# Your objective
Skip the pictures and quote all of the lines exactly.
╭─ Records supplied
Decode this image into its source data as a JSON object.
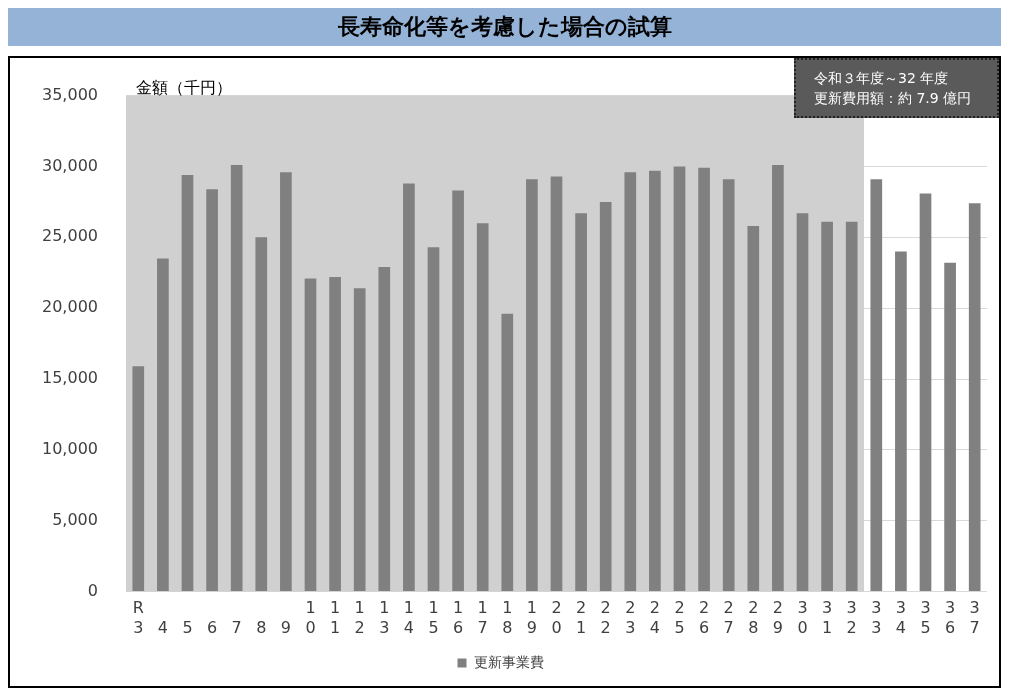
{
  "chart_data": {
    "type": "bar",
    "title": "長寿命化等を考慮した場合の試算",
    "ylabel": "金額（千円）",
    "categories": [
      "R3",
      "4",
      "5",
      "6",
      "7",
      "8",
      "9",
      "10",
      "11",
      "12",
      "13",
      "14",
      "15",
      "16",
      "17",
      "18",
      "19",
      "20",
      "21",
      "22",
      "23",
      "24",
      "25",
      "26",
      "27",
      "28",
      "29",
      "30",
      "31",
      "32",
      "33",
      "34",
      "35",
      "36",
      "37"
    ],
    "series": [
      {
        "name": "更新事業費",
        "color": "#808080",
        "values": [
          15900,
          23500,
          29400,
          28400,
          30100,
          25000,
          29600,
          22100,
          22200,
          21400,
          22900,
          28800,
          24300,
          28300,
          26000,
          19600,
          29100,
          29300,
          26700,
          27500,
          29600,
          29700,
          30000,
          29900,
          29100,
          25800,
          30100,
          26700,
          26100,
          26100,
          29100,
          24000,
          28100,
          23200,
          27400
        ]
      }
    ],
    "ylim": [
      0,
      35000
    ],
    "yticks": [
      0,
      {
        "value": 5000,
        "label": "5,000"
      },
      {
        "value": 10000,
        "label": "10,000"
      },
      {
        "value": 15000,
        "label": "15,000"
      },
      {
        "value": 20000,
        "label": "20,000"
      },
      {
        "value": 25000,
        "label": "25,000"
      },
      {
        "value": 30000,
        "label": "30,000"
      },
      {
        "value": 35000,
        "label": "35,000"
      }
    ],
    "grid": "y",
    "legend": "bottom",
    "bands": [
      {
        "axis": "x",
        "from": "R3",
        "to": "32",
        "color": "#d0d0d0"
      }
    ],
    "annotations": [
      "令和３年度～32 年度",
      "更新費用額：約 7.9 億円"
    ]
  }
}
╰─
# Written solution
Decode this image into its source data as a JSON object.
{
  "chart_data": {
    "type": "bar",
    "title": "長寿命化等を考慮した場合の試算",
    "ylabel": "金額（千円）",
    "categories": [
      "R3",
      "4",
      "5",
      "6",
      "7",
      "8",
      "9",
      "10",
      "11",
      "12",
      "13",
      "14",
      "15",
      "16",
      "17",
      "18",
      "19",
      "20",
      "21",
      "22",
      "23",
      "24",
      "25",
      "26",
      "27",
      "28",
      "29",
      "30",
      "31",
      "32",
      "33",
      "34",
      "35",
      "36",
      "37"
    ],
    "series": [
      {
        "name": "更新事業費",
        "color": "#808080",
        "values": [
          15900,
          23500,
          29400,
          28400,
          30100,
          25000,
          29600,
          22100,
          22200,
          21400,
          22900,
          28800,
          24300,
          28300,
          26000,
          19600,
          29100,
          29300,
          26700,
          27500,
          29600,
          29700,
          30000,
          29900,
          29100,
          25800,
          30100,
          26700,
          26100,
          26100,
          29100,
          24000,
          28100,
          23200,
          27400
        ]
      }
    ],
    "ylim": [
      0,
      35000
    ],
    "yticks": [
      0,
      {
        "value": 5000,
        "label": "5,000"
      },
      {
        "value": 10000,
        "label": "10,000"
      },
      {
        "value": 15000,
        "label": "15,000"
      },
      {
        "value": 20000,
        "label": "20,000"
      },
      {
        "value": 25000,
        "label": "25,000"
      },
      {
        "value": 30000,
        "label": "30,000"
      },
      {
        "value": 35000,
        "label": "35,000"
      }
    ],
    "grid": "y",
    "legend": "bottom",
    "bands": [
      {
        "axis": "x",
        "from": "R3",
        "to": "32",
        "color": "#d0d0d0"
      }
    ],
    "annotations": [
      "令和３年度～32 年度",
      "更新費用額：約 7.9 億円"
    ]
  }
}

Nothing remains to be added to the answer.